### [Aim of the task]
Print everything from the line containing "Localize all elements." down to the line containing "outer-segment xyxy=(490,2,836,209)", both lines included, with no changes.

### [Records]
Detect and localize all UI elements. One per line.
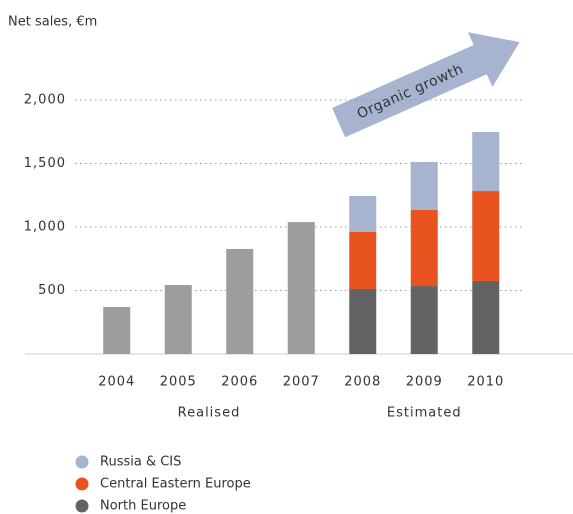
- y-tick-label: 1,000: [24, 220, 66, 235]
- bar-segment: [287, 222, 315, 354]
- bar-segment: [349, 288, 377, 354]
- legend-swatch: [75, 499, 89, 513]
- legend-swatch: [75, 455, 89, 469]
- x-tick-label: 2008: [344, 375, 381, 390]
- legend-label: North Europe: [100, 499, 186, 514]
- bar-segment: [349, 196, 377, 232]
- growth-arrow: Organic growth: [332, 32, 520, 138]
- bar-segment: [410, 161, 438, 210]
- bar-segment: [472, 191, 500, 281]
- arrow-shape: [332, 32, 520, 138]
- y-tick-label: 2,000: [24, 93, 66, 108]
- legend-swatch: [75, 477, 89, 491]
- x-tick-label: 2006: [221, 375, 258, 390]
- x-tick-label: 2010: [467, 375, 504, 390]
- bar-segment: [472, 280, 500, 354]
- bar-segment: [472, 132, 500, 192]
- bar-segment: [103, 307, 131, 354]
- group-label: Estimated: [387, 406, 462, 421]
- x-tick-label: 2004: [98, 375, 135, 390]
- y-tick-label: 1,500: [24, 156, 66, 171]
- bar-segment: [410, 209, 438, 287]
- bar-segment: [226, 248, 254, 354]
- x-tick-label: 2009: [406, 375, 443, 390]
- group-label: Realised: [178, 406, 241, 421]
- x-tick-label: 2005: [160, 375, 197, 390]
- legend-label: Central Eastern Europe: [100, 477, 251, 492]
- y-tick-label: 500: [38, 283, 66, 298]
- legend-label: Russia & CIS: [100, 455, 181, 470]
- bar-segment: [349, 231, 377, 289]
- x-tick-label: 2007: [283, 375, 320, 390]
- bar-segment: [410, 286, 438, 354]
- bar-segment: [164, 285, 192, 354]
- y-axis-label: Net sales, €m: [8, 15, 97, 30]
--
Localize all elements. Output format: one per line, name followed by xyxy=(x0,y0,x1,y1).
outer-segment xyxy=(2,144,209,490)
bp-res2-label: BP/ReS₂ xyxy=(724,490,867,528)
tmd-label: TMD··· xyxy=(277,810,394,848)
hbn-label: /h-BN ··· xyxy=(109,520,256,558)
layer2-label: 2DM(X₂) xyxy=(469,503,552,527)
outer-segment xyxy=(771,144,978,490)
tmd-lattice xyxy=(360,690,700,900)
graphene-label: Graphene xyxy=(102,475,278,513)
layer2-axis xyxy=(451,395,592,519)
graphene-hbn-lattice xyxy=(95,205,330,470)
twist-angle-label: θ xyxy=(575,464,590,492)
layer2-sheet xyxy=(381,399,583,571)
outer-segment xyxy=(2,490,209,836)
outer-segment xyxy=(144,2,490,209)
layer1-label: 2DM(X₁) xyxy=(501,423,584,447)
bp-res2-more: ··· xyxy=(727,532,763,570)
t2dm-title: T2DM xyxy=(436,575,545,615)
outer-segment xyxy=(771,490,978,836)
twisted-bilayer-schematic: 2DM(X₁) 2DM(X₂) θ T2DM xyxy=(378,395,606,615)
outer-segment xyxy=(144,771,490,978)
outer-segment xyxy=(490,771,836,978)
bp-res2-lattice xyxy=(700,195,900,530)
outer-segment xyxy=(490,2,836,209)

### [Solution for this task]
Localize all elements. Output format: one per line, name followed by xyxy=(x0,y0,x1,y1).
outer-segment xyxy=(2,144,209,490)
bp-res2-label: BP/ReS₂ xyxy=(724,490,867,528)
tmd-label: TMD··· xyxy=(277,810,394,848)
hbn-label: /h-BN ··· xyxy=(109,520,256,558)
layer2-label: 2DM(X₂) xyxy=(469,503,552,527)
outer-segment xyxy=(771,144,978,490)
tmd-lattice xyxy=(360,690,700,900)
graphene-label: Graphene xyxy=(102,475,278,513)
layer2-axis xyxy=(451,395,592,519)
graphene-hbn-lattice xyxy=(95,205,330,470)
twist-angle-label: θ xyxy=(575,464,590,492)
layer2-sheet xyxy=(381,399,583,571)
outer-segment xyxy=(2,490,209,836)
outer-segment xyxy=(144,2,490,209)
layer1-label: 2DM(X₁) xyxy=(501,423,584,447)
bp-res2-more: ··· xyxy=(727,532,763,570)
t2dm-title: T2DM xyxy=(436,575,545,615)
outer-segment xyxy=(771,490,978,836)
twisted-bilayer-schematic: 2DM(X₁) 2DM(X₂) θ T2DM xyxy=(378,395,606,615)
outer-segment xyxy=(144,771,490,978)
outer-segment xyxy=(490,771,836,978)
bp-res2-lattice xyxy=(700,195,900,530)
outer-segment xyxy=(490,2,836,209)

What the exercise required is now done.